**DATA PROVIDED:**
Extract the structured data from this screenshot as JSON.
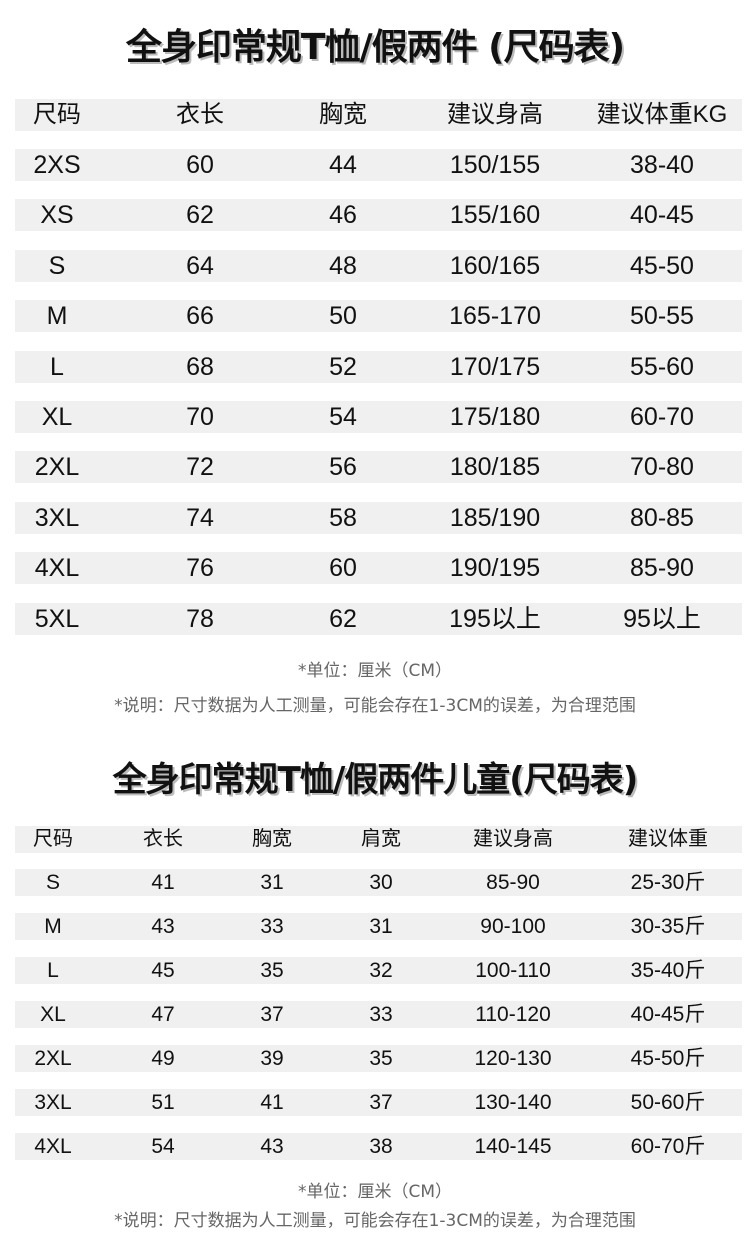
{
  "adult": {
    "title": "全身印常规T恤/假两件 (尺码表)",
    "headers": [
      "尺码",
      "衣长",
      "胸宽",
      "建议身高",
      "建议体重KG"
    ],
    "rows": [
      [
        "2XS",
        "60",
        "44",
        "150/155",
        "38-40"
      ],
      [
        "XS",
        "62",
        "46",
        "155/160",
        "40-45"
      ],
      [
        "S",
        "64",
        "48",
        "160/165",
        "45-50"
      ],
      [
        "M",
        "66",
        "50",
        "165-170",
        "50-55"
      ],
      [
        "L",
        "68",
        "52",
        "170/175",
        "55-60"
      ],
      [
        "XL",
        "70",
        "54",
        "175/180",
        "60-70"
      ],
      [
        "2XL",
        "72",
        "56",
        "180/185",
        "70-80"
      ],
      [
        "3XL",
        "74",
        "58",
        "185/190",
        "80-85"
      ],
      [
        "4XL",
        "76",
        "60",
        "190/195",
        "85-90"
      ],
      [
        "5XL",
        "78",
        "62",
        "195以上",
        "95以上"
      ]
    ],
    "unit_note": "*单位：厘米（CM）",
    "explain_note": "*说明：尺寸数据为人工测量，可能会存在1-3CM的误差，为合理范围"
  },
  "kids": {
    "title": "全身印常规T恤/假两件儿童(尺码表)",
    "headers": [
      "尺码",
      "衣长",
      "胸宽",
      "肩宽",
      "建议身高",
      "建议体重"
    ],
    "rows": [
      [
        "S",
        "41",
        "31",
        "30",
        "85-90",
        "25-30斤"
      ],
      [
        "M",
        "43",
        "33",
        "31",
        "90-100",
        "30-35斤"
      ],
      [
        "L",
        "45",
        "35",
        "32",
        "100-110",
        "35-40斤"
      ],
      [
        "XL",
        "47",
        "37",
        "33",
        "110-120",
        "40-45斤"
      ],
      [
        "2XL",
        "49",
        "39",
        "35",
        "120-130",
        "45-50斤"
      ],
      [
        "3XL",
        "51",
        "41",
        "37",
        "130-140",
        "50-60斤"
      ],
      [
        "4XL",
        "54",
        "43",
        "38",
        "140-145",
        "60-70斤"
      ]
    ],
    "unit_note": "*单位：厘米（CM）",
    "explain_note": "*说明：尺寸数据为人工测量，可能会存在1-3CM的误差，为合理范围"
  }
}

**WHAT THE TASK ASKS:**
Exclude every picture and copy the remaining data exactly.

**OUTPUT OF THE TASK:**
Extract the structured data from this screenshot as JSON.
{
  "adult": {
    "title": "全身印常规T恤/假两件 (尺码表)",
    "headers": [
      "尺码",
      "衣长",
      "胸宽",
      "建议身高",
      "建议体重KG"
    ],
    "rows": [
      [
        "2XS",
        "60",
        "44",
        "150/155",
        "38-40"
      ],
      [
        "XS",
        "62",
        "46",
        "155/160",
        "40-45"
      ],
      [
        "S",
        "64",
        "48",
        "160/165",
        "45-50"
      ],
      [
        "M",
        "66",
        "50",
        "165-170",
        "50-55"
      ],
      [
        "L",
        "68",
        "52",
        "170/175",
        "55-60"
      ],
      [
        "XL",
        "70",
        "54",
        "175/180",
        "60-70"
      ],
      [
        "2XL",
        "72",
        "56",
        "180/185",
        "70-80"
      ],
      [
        "3XL",
        "74",
        "58",
        "185/190",
        "80-85"
      ],
      [
        "4XL",
        "76",
        "60",
        "190/195",
        "85-90"
      ],
      [
        "5XL",
        "78",
        "62",
        "195以上",
        "95以上"
      ]
    ],
    "unit_note": "*单位：厘米（CM）",
    "explain_note": "*说明：尺寸数据为人工测量，可能会存在1-3CM的误差，为合理范围"
  },
  "kids": {
    "title": "全身印常规T恤/假两件儿童(尺码表)",
    "headers": [
      "尺码",
      "衣长",
      "胸宽",
      "肩宽",
      "建议身高",
      "建议体重"
    ],
    "rows": [
      [
        "S",
        "41",
        "31",
        "30",
        "85-90",
        "25-30斤"
      ],
      [
        "M",
        "43",
        "33",
        "31",
        "90-100",
        "30-35斤"
      ],
      [
        "L",
        "45",
        "35",
        "32",
        "100-110",
        "35-40斤"
      ],
      [
        "XL",
        "47",
        "37",
        "33",
        "110-120",
        "40-45斤"
      ],
      [
        "2XL",
        "49",
        "39",
        "35",
        "120-130",
        "45-50斤"
      ],
      [
        "3XL",
        "51",
        "41",
        "37",
        "130-140",
        "50-60斤"
      ],
      [
        "4XL",
        "54",
        "43",
        "38",
        "140-145",
        "60-70斤"
      ]
    ],
    "unit_note": "*单位：厘米（CM）",
    "explain_note": "*说明：尺寸数据为人工测量，可能会存在1-3CM的误差，为合理范围"
  }
}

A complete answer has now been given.